(TASK STATEMENT):
Compile every line that includes the word "Model".

[Recorded data]
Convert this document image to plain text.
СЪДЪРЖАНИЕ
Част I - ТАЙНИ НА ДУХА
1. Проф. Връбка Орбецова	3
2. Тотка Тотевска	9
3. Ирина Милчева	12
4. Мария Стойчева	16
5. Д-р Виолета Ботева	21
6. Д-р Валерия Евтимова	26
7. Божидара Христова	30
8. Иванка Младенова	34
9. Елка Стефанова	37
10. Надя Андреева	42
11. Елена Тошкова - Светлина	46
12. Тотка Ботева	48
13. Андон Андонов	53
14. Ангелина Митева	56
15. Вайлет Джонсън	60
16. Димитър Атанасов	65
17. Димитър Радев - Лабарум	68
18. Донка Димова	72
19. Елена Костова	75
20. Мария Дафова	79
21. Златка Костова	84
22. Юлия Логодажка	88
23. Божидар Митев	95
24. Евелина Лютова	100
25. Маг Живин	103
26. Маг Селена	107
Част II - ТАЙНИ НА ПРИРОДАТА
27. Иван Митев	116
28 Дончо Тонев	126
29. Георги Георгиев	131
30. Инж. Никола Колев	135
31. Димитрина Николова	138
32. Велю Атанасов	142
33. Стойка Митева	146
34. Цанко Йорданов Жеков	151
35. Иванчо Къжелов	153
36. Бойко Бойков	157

---

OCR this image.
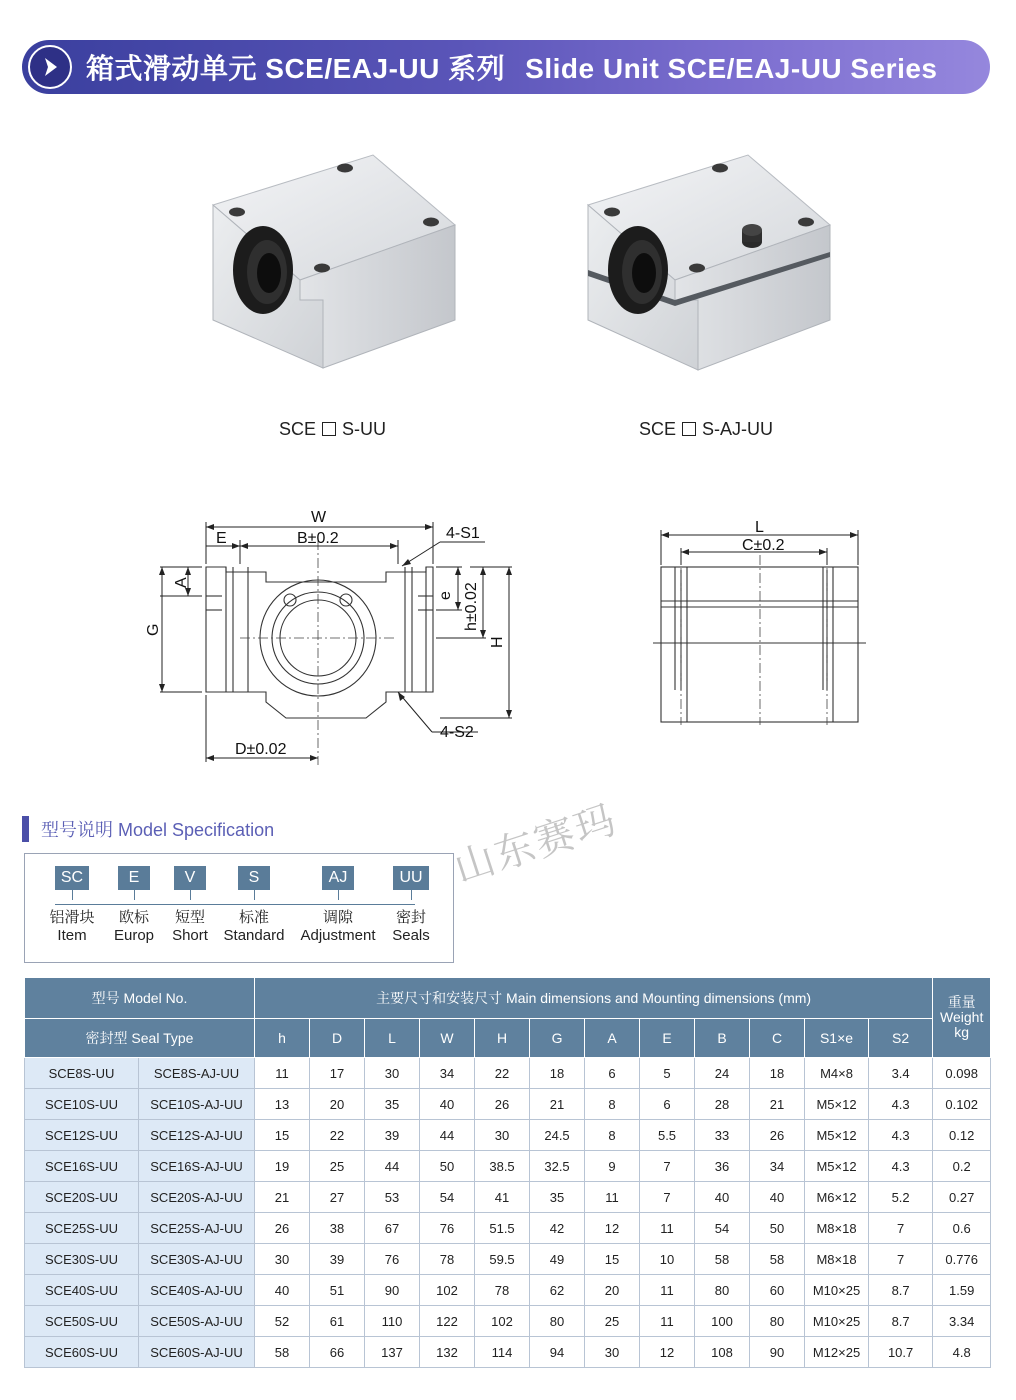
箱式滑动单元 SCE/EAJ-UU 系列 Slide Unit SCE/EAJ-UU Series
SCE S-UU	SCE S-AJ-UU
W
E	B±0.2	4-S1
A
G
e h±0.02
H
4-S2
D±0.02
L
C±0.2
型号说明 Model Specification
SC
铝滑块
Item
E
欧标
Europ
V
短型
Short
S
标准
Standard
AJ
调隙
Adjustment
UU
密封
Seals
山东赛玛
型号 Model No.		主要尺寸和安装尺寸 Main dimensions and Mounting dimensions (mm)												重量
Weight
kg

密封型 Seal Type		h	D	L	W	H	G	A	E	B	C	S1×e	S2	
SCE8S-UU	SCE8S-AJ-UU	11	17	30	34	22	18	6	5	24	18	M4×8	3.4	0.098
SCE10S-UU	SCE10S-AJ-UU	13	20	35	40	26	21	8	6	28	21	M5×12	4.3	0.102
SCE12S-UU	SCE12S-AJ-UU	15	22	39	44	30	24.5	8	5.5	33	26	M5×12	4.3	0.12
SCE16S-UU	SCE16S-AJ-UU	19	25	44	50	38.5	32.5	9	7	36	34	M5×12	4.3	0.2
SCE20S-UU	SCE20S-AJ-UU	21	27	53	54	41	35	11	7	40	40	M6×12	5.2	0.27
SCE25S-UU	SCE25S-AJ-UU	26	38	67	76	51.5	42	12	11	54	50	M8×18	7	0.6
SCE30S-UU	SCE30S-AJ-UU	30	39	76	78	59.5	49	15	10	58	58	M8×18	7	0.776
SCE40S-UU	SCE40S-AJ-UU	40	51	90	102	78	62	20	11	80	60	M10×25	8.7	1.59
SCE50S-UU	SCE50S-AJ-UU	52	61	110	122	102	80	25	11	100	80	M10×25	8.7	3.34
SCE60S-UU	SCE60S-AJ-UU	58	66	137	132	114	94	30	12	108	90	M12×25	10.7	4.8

(THE REPLY):
型号说明 Model Specification
型号 Model No.		主要尺寸和安装尺寸 Main dimensions and Mounting dimensions (mm)												重量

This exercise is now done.